- **Your task**
State how many lines in the entries below include the string "Cryptic", and give nothing beyond that number.

Records from a collection of figures:
※ ※ ※

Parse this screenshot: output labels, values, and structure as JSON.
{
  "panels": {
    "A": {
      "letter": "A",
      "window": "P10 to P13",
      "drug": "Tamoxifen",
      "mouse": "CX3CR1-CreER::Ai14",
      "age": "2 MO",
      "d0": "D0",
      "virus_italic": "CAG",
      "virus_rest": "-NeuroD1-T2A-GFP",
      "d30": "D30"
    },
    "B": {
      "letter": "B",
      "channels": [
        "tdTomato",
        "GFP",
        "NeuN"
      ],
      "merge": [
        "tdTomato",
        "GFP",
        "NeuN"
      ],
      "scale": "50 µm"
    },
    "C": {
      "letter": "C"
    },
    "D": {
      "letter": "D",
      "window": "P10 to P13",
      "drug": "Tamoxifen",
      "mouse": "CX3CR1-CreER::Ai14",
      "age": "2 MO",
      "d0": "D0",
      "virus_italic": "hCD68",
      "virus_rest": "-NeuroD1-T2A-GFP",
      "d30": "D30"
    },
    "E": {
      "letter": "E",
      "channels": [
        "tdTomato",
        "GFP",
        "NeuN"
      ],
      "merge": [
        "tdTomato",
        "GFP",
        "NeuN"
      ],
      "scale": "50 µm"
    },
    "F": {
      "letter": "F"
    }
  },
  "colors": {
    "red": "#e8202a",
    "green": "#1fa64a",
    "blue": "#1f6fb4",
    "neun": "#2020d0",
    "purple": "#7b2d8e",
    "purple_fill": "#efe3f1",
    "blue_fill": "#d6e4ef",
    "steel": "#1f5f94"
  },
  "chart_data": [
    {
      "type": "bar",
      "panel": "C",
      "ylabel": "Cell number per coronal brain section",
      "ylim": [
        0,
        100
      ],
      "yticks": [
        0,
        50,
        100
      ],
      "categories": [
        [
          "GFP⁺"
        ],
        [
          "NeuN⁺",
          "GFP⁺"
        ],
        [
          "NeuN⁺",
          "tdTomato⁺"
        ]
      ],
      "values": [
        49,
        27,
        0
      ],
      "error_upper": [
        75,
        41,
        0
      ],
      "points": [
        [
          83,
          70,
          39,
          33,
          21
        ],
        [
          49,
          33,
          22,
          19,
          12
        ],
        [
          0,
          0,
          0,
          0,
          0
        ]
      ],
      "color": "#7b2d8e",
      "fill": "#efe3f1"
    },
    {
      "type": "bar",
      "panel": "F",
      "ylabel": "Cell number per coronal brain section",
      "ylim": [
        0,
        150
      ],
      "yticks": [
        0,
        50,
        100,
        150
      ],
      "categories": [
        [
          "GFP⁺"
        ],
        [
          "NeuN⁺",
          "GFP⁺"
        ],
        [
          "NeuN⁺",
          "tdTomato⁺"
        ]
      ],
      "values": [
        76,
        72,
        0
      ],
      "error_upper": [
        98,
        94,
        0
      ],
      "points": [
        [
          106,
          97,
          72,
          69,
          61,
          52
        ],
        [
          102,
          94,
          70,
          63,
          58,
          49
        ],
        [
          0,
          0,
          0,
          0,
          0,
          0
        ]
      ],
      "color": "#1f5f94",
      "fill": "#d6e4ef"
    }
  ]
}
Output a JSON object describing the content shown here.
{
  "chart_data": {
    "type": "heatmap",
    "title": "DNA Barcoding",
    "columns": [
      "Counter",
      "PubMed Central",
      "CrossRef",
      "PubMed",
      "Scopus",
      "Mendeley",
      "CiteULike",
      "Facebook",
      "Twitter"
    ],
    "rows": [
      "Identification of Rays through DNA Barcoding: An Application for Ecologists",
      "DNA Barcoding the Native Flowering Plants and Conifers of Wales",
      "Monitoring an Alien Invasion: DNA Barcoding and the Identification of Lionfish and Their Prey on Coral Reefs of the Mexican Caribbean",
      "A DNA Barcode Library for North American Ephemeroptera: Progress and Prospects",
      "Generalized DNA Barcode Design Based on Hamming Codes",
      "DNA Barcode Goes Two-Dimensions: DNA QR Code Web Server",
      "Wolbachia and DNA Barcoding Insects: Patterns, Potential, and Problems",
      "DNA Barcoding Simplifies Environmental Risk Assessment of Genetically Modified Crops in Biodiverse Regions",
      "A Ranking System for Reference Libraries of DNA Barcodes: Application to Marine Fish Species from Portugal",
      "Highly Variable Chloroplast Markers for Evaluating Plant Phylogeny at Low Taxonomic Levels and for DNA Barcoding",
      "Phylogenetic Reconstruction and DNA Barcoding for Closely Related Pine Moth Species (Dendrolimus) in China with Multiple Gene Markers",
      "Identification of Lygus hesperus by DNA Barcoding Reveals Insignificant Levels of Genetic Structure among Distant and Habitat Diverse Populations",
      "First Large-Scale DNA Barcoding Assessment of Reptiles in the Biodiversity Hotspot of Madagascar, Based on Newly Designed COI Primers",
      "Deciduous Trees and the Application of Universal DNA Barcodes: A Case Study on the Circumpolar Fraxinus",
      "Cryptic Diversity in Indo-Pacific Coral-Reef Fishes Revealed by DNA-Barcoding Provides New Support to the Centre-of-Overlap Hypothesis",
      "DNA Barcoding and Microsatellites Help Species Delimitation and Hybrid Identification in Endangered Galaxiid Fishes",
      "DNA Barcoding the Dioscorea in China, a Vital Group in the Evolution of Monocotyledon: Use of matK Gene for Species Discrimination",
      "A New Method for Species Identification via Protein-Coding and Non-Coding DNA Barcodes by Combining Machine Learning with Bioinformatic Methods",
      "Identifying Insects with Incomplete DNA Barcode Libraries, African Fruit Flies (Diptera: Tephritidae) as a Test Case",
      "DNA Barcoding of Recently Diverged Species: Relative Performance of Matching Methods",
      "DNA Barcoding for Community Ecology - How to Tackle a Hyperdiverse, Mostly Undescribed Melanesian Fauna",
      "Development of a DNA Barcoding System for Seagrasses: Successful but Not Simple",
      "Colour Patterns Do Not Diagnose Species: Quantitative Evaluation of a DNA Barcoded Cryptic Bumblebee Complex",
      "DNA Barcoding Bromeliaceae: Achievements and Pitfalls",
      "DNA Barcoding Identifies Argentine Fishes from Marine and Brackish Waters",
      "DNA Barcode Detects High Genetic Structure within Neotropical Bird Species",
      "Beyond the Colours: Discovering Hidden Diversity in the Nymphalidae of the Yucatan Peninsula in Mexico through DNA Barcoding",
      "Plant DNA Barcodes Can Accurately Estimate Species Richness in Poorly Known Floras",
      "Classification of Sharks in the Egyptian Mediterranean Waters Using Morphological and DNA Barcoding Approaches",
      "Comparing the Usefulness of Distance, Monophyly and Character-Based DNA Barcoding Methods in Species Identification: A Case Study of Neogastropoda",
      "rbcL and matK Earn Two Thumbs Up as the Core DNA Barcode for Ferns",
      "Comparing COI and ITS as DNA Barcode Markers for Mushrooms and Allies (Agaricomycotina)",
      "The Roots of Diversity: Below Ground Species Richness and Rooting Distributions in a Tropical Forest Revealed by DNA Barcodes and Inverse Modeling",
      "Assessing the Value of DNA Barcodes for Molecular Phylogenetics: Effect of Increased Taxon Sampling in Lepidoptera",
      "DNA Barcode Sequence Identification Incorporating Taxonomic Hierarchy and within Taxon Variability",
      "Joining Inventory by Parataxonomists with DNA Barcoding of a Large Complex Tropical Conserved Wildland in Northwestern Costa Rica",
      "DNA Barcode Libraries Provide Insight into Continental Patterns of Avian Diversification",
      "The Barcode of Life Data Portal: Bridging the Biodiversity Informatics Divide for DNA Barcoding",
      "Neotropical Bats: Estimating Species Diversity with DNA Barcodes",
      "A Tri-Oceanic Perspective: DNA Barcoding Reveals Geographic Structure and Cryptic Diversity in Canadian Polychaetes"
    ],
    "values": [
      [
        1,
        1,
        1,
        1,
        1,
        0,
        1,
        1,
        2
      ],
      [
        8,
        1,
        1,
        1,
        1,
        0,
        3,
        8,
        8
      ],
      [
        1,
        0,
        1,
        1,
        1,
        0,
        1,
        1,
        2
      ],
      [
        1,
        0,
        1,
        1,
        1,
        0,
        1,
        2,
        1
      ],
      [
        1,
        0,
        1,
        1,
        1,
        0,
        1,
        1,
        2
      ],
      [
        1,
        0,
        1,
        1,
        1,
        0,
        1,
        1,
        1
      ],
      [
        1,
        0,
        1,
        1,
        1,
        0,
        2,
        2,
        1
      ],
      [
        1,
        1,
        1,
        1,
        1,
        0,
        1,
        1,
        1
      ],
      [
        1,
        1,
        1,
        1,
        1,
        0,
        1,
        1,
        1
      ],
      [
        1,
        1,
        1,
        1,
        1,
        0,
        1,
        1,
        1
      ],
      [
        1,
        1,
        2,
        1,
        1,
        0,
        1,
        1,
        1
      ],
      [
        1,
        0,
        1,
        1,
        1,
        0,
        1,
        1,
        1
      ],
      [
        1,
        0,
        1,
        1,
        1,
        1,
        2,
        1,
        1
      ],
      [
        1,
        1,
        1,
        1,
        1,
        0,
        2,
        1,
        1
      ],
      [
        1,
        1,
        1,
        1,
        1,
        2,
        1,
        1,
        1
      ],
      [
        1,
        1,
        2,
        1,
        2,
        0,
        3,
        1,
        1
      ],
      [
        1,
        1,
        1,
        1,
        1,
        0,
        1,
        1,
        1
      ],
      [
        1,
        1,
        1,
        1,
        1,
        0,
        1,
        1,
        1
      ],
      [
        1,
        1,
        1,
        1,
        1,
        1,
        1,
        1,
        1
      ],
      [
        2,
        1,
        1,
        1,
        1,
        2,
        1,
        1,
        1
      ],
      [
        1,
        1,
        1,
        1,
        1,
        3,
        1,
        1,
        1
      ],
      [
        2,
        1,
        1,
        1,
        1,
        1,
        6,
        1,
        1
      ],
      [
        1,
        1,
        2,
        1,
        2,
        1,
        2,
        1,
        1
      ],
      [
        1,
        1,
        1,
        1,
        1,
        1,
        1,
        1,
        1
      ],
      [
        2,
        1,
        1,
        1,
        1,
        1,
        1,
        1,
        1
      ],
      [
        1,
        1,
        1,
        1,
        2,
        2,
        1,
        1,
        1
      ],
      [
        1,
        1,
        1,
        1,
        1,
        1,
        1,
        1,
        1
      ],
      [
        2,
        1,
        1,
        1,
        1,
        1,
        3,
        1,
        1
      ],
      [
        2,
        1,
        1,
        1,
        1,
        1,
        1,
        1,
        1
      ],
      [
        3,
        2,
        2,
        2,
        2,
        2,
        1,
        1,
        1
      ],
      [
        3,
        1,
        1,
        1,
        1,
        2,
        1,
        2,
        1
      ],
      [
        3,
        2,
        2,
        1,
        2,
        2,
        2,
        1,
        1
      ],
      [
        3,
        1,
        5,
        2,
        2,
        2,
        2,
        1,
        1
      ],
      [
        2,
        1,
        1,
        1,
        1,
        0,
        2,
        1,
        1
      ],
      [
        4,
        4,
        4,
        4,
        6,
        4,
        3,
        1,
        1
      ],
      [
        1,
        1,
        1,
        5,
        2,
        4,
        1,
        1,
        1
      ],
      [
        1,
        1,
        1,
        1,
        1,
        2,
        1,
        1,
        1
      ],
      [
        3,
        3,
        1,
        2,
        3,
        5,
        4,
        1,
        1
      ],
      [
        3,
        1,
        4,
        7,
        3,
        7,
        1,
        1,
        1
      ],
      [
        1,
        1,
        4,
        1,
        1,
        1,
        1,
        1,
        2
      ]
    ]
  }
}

※ ※ ※

- **Answer space**
3